» **What this task involves**: Decide whether each statement below agrees with the text on KD treatment and ADHD, answering yes or no and quoting the words that settle it. 1. KD treatment lowered amino acid metabolism-related pathways compared with the ND group in SHR. 2. Sugar restriction alone improves ADHD. 3. The funders played no part in study design or preparation of the manuscript.

» **Text**:
————————

In our study, KD treatment increased the relative abundance of amino acid metabolism-related pathways compared with the ND group in SHR. Patients with ADHD reportedly have lower levels of amino acids, including tryptophan (precursor of serotonin) and tyrosine (precursor of catecholamines) [38, 39]. Studies have suggest that amino acid supplementation is mildly effective in ADHD [40, 41]. For example, DL-phenylalanine supplementation have a significant improvement in mood and mood lability in adult hyperactivity [42], and S-adenosyl-L-methionine supplementation significantly improves ADHD [43]. Although all three studies had a short-term benefit in amino acid supplementation, they illustrate the importance of amino acid metabolism in ADHD. Therefore, we suspected that KD administration would improve ADHD by promoting gut microbiota-mediated amino acid metabolism. Moreover, we found that sugar metabolism-related pathways were lower in the KD group compared with the ND group in SHR. Several studies have demonstrate an association between intake of dietary sugar or refined carbohydrate and clinically undesirable behaviors in patients with ADHD [44, 45]. Unfortunately, sugar restriction alone does not improve ADHD [46]. Beela and Raji prove that replacing bakery confectionaries, chocolates, soft drinks, maida, and junk food in the diet with the Recommended Daily Allowance significantly reduced ADHD symptoms in children [47]. Therefore, we believe that KD administration may improve ADHD by restricting sugar uptake. Taken together, amino acid metabolism and sugar intake restriction may be potential mechanisms for KD to improve ADHD.
Conclusions
In conclusion, KD improved typical behavioral performance of ADHD with hyperactivity and impulsivity in SHR. Additionally, KD significantly activated the DRD1/cAMP/PKA/DARPP32 pathway in SHR. The richness and diversity of gut microbiota were altered in SHR after KD treatment, with significant changes in Ruminococcus_gauvreauii_group, Bacteroides, Bifidobacterium, and Blautia at the genus level. KD-induced gut microbiota were enriched in amino acid metabolism- and sugar-related pathways. These results give novel insights into the mechanism of KD in ADHD treatment.
Supporting information
Data Availability
All relevant data are within the manuscript and its Supporting information files.
Funding Statement
This work was supported by Key Research and Development Project of Shaanxi Province of Science and Technology Department of Shaanxi Province [grant number S2022-YF-YBSF-0892]. YL received the award. The funders had no role in study design, data collection and analysis, decision to publish, or preparation of the manuscript.

————————

[Stored data]
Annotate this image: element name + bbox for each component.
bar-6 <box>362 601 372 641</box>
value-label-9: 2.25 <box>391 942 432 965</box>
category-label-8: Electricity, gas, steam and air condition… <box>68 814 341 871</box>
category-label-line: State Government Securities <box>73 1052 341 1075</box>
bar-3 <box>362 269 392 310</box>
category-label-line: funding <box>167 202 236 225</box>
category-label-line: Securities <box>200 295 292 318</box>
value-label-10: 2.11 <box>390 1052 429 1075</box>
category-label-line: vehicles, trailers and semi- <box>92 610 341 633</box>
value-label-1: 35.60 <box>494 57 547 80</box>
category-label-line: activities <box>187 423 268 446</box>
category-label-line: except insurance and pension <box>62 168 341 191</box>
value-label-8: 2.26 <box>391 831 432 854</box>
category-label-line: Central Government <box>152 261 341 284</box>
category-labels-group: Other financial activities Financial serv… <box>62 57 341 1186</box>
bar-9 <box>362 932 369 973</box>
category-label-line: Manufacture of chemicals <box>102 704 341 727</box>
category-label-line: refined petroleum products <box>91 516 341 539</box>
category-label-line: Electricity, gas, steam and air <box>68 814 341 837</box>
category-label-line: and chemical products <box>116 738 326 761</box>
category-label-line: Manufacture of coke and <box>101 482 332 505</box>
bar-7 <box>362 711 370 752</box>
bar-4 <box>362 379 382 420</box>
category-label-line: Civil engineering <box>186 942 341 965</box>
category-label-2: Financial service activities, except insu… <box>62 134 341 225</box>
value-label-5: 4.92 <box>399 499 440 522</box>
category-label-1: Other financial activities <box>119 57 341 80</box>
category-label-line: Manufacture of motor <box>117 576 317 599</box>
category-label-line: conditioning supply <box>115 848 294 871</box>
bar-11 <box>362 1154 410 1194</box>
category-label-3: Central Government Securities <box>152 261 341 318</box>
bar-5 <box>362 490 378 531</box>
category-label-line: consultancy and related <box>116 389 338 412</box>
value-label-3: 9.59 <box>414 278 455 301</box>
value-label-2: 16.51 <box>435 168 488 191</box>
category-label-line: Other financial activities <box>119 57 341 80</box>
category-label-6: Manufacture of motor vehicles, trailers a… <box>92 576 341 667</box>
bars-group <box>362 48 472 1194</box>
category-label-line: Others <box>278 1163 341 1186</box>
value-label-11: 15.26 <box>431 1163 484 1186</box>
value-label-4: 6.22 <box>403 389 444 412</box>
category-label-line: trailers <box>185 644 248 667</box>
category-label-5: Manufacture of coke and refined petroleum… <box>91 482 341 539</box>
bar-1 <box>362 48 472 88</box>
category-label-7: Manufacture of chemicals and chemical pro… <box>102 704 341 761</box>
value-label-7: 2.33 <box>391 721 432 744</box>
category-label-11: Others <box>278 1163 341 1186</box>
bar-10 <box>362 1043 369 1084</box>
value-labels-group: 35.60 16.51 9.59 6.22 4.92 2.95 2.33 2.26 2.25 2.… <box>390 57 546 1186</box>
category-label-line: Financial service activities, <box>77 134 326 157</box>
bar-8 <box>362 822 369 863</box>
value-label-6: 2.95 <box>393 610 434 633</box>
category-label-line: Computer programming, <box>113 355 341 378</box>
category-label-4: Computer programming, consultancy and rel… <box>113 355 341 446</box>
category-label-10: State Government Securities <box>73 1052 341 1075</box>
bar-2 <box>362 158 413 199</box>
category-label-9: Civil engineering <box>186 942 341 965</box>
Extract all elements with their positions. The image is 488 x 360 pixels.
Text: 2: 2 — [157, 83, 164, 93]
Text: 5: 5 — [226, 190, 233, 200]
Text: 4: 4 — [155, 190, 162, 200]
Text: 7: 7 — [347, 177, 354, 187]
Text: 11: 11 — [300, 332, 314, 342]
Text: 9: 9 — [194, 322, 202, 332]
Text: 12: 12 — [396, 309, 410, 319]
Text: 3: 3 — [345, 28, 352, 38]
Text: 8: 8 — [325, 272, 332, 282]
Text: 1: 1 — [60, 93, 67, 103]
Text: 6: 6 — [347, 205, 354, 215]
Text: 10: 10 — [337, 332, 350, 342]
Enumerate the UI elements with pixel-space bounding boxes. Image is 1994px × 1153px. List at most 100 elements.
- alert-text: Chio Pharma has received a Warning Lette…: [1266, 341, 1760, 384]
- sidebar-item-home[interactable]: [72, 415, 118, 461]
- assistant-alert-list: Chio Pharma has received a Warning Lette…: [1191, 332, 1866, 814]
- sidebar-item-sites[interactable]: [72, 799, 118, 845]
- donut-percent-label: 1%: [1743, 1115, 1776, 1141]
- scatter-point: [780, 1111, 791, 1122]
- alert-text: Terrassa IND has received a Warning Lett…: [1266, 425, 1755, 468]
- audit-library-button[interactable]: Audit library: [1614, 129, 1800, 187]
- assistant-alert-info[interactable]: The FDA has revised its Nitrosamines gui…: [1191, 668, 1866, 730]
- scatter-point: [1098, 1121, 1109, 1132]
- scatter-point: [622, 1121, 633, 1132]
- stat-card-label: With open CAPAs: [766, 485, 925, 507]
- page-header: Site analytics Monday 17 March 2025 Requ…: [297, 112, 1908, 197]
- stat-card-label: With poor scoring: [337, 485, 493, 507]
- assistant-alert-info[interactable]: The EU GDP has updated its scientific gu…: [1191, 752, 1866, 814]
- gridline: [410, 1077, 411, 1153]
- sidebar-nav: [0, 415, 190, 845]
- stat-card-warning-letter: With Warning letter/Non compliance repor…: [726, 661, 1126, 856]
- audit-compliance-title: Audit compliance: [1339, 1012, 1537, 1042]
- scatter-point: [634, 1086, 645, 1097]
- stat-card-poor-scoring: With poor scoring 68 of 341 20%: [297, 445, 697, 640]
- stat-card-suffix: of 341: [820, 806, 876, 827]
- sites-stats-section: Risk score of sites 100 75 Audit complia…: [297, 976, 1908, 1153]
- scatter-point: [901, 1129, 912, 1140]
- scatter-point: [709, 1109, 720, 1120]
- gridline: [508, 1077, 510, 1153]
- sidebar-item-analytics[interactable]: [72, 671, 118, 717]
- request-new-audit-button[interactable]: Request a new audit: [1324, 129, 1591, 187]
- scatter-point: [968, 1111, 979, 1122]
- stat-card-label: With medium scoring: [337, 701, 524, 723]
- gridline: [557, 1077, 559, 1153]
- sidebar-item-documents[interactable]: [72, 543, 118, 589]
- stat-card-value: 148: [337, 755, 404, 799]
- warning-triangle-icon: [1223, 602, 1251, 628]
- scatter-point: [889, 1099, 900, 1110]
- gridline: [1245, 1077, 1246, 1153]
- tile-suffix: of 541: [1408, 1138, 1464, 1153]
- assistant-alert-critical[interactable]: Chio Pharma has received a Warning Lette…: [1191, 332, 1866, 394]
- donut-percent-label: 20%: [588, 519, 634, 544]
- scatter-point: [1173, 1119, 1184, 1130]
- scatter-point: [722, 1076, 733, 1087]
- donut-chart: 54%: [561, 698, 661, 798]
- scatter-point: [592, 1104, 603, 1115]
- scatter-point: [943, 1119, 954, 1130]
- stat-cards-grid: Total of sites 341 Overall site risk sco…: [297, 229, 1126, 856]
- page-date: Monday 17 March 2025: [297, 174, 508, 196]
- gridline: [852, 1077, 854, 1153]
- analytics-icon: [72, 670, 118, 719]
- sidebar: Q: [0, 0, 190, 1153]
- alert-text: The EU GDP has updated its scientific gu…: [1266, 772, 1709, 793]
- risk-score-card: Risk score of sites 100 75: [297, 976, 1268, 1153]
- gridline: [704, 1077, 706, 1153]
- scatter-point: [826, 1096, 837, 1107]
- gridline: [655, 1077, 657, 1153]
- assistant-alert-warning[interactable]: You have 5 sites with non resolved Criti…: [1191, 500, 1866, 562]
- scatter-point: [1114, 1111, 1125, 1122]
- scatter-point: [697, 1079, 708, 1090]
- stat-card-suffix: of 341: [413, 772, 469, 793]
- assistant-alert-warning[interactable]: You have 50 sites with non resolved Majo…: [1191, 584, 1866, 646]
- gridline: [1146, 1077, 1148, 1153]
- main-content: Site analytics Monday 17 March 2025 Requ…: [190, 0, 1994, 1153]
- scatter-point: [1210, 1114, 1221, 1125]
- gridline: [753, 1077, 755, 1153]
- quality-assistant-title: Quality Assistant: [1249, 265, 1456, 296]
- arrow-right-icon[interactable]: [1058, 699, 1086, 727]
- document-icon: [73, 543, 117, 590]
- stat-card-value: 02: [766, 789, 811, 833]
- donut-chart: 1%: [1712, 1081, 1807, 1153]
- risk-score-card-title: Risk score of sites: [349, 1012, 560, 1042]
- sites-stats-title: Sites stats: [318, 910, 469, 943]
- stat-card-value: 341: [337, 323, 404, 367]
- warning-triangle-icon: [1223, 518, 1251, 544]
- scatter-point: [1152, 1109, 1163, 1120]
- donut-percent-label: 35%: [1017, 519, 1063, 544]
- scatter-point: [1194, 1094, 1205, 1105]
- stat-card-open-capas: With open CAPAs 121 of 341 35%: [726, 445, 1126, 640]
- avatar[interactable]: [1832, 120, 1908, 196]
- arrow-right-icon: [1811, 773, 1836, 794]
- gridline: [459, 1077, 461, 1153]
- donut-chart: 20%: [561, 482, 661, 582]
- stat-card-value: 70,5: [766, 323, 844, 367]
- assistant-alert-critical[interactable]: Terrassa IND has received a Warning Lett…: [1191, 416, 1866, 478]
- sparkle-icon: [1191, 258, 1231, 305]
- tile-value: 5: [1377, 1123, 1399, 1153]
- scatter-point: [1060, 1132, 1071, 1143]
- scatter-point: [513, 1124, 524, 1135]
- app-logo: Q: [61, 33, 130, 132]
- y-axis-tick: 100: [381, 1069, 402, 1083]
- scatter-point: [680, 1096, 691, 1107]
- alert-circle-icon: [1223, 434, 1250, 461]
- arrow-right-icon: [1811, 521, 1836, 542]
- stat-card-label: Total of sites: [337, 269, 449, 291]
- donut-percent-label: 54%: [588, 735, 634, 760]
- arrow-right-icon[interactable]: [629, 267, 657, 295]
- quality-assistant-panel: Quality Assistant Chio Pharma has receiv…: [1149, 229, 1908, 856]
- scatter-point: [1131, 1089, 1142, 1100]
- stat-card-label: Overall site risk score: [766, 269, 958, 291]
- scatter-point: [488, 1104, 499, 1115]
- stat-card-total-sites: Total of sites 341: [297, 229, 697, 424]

————————

» **Answer box**:
1. No: "KD treatment increased the relative abundance of amino acid metabolism-related pathways compared with the ND group in SHR."
2. No: "Unfortunately, sugar restriction alone does not improve ADHD"
3. Yes: "The funders had no role in study design, data collection and analysis, decision to publish, or preparation of the manuscript."